▸ WORK INSTRUCTIONS:
Wherever a line of the records contains "available", copy that line.

▸ RECORDS SUPPLIED:
== Segment start ==

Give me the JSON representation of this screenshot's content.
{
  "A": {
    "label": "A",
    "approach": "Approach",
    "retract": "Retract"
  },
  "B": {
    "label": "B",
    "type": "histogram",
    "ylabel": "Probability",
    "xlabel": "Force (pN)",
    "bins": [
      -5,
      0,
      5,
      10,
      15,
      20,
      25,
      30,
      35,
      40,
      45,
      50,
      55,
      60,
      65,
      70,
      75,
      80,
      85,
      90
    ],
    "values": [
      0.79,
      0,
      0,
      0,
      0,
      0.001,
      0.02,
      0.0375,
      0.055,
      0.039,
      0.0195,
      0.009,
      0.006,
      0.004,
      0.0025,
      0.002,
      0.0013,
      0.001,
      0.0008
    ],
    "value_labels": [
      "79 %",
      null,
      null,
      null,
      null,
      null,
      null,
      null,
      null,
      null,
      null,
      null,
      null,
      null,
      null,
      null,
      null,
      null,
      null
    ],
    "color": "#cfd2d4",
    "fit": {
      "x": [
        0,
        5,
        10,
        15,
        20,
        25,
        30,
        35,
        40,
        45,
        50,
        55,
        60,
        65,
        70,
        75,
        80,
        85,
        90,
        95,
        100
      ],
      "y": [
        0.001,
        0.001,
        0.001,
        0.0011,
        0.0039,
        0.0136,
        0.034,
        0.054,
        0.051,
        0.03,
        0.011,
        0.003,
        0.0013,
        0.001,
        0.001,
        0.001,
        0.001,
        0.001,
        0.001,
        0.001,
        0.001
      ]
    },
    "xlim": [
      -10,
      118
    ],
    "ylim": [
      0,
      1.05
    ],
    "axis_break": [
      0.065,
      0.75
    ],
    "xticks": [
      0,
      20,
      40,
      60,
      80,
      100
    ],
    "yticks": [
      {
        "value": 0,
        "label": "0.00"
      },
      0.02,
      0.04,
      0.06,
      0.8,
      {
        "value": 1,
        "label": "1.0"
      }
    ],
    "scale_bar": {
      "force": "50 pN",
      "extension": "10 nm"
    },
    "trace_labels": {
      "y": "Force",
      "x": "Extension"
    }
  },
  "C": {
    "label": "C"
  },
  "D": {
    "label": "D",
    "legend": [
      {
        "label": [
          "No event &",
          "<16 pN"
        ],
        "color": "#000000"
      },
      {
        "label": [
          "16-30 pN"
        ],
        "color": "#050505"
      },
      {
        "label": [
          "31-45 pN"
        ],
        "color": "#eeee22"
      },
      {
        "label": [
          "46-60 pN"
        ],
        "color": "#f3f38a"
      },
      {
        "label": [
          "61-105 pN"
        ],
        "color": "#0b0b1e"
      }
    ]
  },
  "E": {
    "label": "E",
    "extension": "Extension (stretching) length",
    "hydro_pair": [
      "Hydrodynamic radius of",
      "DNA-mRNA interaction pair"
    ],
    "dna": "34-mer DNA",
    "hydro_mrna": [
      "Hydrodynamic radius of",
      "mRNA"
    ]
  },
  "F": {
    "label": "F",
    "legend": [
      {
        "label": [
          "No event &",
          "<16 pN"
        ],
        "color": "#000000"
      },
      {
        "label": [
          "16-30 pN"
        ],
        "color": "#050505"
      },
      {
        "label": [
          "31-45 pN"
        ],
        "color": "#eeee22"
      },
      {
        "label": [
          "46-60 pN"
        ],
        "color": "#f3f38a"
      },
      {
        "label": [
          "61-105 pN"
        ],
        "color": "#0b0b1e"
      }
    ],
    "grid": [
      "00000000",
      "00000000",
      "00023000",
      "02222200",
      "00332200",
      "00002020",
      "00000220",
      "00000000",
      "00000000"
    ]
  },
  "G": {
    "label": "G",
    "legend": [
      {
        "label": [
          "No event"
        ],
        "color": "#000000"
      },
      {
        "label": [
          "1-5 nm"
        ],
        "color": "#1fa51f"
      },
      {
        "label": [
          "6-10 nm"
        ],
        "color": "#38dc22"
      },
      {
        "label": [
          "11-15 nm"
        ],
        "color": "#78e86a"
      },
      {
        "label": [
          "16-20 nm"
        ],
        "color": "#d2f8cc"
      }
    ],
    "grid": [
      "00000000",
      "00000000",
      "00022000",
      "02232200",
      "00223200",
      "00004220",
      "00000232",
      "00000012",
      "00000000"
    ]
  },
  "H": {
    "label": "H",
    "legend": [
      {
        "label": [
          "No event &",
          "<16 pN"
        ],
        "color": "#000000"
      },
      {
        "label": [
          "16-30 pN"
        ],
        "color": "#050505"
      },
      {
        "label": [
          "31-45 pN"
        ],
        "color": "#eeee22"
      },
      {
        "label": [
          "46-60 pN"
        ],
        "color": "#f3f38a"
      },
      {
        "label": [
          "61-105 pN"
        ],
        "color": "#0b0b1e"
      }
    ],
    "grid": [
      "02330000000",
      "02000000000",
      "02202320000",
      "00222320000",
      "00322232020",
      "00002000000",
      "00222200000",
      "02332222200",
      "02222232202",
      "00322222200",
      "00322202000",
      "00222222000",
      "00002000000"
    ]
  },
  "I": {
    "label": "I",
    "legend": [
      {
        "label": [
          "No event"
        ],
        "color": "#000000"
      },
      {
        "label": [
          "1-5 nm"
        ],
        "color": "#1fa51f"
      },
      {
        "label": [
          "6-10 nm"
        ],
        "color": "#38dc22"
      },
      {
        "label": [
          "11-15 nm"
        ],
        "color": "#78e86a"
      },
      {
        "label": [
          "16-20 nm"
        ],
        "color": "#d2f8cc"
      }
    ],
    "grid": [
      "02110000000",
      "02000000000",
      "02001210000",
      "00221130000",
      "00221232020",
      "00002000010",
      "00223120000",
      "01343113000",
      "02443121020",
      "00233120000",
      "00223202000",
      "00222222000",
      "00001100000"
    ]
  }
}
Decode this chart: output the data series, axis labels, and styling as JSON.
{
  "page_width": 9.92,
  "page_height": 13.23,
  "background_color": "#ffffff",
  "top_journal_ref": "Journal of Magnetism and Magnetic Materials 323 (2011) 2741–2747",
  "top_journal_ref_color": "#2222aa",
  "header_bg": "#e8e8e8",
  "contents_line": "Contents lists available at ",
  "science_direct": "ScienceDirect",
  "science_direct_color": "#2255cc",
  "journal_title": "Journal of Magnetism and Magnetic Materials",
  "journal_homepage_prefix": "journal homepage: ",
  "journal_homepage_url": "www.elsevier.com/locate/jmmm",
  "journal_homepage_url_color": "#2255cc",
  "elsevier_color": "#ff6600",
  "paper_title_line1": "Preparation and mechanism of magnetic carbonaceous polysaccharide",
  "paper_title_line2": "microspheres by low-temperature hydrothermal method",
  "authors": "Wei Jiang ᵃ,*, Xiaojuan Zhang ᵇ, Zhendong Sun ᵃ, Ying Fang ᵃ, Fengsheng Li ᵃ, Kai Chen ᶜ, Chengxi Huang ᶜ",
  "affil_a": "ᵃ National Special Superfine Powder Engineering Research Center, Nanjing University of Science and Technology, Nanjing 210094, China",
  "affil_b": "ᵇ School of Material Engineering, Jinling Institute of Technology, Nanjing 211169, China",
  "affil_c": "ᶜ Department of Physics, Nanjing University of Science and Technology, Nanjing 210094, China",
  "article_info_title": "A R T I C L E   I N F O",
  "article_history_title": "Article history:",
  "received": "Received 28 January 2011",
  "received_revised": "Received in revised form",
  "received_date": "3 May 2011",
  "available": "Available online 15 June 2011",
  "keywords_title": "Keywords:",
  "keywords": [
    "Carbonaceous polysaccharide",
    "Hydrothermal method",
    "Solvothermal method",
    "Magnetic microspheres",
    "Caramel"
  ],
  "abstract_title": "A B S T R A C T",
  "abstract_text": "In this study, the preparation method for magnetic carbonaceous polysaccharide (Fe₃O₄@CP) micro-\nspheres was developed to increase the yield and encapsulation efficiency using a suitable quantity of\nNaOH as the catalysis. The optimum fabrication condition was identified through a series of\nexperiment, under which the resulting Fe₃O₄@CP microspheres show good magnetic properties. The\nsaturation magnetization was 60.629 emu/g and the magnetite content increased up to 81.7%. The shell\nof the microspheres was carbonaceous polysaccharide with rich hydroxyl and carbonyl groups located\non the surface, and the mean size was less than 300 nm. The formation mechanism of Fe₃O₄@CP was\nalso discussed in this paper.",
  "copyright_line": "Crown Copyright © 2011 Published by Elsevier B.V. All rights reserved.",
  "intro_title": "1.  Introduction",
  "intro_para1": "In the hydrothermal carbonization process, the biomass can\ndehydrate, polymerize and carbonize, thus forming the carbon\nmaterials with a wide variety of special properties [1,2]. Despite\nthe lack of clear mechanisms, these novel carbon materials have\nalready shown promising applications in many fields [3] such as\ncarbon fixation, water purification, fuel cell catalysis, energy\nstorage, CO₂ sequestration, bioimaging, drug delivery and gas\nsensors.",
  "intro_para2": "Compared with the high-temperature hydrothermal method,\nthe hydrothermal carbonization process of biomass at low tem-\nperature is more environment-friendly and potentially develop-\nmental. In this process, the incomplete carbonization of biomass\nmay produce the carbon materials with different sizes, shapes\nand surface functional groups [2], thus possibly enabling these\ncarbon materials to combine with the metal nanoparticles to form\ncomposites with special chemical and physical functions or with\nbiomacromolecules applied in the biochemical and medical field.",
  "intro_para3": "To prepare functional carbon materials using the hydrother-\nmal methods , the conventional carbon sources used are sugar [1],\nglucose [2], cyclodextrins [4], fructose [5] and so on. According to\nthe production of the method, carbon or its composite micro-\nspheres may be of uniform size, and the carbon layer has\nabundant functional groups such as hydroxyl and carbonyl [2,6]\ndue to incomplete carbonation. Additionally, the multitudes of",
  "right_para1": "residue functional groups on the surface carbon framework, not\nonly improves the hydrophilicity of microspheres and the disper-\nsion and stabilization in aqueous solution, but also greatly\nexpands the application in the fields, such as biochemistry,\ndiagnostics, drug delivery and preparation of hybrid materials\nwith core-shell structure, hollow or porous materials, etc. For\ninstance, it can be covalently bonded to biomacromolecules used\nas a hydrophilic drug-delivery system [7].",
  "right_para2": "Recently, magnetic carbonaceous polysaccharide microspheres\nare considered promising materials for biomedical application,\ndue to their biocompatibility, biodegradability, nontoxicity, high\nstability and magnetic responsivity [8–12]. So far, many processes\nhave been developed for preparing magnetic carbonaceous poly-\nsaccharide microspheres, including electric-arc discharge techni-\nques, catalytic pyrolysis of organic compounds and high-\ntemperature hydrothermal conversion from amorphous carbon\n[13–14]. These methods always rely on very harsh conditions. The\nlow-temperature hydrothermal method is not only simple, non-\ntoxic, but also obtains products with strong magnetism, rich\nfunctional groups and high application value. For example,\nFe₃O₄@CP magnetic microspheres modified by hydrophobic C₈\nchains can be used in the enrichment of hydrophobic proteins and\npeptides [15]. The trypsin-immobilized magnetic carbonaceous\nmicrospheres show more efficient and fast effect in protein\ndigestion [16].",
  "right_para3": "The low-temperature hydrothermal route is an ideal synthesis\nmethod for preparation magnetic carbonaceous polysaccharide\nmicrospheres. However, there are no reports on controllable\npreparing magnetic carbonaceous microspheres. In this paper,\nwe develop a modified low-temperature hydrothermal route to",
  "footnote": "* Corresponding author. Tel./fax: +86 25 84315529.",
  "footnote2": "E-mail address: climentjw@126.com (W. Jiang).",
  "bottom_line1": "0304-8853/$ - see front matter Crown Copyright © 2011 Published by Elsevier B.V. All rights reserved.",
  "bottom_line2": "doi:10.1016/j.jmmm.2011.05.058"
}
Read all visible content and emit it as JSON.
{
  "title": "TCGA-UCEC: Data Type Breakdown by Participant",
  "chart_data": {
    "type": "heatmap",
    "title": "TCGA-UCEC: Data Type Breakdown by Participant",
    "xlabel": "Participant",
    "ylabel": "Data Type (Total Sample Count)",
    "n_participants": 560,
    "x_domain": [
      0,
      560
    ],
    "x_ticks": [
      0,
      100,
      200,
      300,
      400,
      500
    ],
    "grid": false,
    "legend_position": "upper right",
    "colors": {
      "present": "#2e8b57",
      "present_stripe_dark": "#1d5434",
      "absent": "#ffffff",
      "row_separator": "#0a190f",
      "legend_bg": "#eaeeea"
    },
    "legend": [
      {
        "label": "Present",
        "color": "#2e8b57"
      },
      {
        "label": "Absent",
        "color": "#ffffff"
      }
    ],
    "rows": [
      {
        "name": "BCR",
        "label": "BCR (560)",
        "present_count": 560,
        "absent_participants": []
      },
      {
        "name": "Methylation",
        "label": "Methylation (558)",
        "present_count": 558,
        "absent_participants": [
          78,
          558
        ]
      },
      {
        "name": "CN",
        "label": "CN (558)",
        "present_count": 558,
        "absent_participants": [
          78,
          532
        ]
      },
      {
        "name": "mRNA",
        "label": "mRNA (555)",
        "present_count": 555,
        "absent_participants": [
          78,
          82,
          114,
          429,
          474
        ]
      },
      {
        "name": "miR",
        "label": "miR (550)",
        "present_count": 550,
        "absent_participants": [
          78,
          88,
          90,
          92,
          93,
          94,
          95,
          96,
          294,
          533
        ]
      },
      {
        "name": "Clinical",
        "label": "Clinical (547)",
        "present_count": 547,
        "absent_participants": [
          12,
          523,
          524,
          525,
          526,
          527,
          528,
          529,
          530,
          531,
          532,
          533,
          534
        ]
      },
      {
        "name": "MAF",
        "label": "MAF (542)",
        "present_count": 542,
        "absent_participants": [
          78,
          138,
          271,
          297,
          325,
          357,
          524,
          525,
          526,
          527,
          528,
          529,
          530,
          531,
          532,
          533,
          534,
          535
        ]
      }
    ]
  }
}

== Segment end ==

▸ TASK RESULT:
  "contents_line": "Contents lists available at ",
  "available": "Available online 15 June 2011",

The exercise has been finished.